## [EXERCISE TASK]
Identify the lines containing the word "Date". Copy each one.

## [EXERCISE INPUTS]
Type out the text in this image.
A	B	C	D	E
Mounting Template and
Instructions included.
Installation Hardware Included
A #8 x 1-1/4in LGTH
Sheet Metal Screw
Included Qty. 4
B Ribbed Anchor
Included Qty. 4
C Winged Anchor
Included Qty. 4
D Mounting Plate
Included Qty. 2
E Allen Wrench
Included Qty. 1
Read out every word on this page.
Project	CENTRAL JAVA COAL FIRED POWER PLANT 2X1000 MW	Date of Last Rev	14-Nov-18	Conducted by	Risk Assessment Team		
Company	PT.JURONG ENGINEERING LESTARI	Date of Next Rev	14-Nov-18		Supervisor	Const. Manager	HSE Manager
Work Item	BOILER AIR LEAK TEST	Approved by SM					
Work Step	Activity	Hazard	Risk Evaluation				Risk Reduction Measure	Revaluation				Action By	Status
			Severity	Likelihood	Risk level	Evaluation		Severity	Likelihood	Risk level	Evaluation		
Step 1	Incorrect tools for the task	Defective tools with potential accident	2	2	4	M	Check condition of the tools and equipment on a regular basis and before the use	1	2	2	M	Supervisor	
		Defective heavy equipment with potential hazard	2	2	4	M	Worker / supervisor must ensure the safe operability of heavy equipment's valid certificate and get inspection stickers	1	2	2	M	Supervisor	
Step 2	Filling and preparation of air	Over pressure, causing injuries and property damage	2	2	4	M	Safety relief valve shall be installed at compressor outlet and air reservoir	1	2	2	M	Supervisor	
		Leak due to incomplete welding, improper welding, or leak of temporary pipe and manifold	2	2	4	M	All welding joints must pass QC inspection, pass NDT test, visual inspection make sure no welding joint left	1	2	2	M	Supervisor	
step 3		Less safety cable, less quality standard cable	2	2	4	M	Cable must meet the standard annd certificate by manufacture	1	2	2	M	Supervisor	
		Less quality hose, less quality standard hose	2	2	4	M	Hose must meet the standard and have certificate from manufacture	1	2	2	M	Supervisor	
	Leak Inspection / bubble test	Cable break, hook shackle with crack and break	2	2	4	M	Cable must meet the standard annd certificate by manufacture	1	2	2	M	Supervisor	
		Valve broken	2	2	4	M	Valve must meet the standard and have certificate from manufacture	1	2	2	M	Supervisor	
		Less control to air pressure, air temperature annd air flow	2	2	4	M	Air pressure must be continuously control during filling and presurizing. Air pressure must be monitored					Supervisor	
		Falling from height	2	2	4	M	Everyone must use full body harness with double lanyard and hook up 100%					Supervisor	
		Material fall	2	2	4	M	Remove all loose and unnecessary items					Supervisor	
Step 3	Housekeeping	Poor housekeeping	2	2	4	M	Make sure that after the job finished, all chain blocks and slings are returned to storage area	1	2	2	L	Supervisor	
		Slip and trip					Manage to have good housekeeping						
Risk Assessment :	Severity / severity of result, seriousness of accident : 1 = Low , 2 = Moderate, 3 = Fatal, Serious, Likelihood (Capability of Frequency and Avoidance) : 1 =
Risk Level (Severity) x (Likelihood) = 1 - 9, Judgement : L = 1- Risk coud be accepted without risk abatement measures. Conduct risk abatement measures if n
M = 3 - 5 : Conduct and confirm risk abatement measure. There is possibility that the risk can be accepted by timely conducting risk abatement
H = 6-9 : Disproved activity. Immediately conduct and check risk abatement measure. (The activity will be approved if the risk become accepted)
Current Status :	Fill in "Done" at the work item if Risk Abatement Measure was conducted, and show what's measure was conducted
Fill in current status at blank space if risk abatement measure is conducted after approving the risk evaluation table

## [SOLUTION TO THIS TASK]
Project	CENTRAL JAVA COAL FIRED POWER PLANT 2X1000 MW	Date of Last Rev	14-Nov-18	Conducted by	Risk Assessment Team		
Company	PT.JURONG ENGINEERING LESTARI	Date of Next Rev	14-Nov-18		Supervisor	Const. Manager	HSE Manager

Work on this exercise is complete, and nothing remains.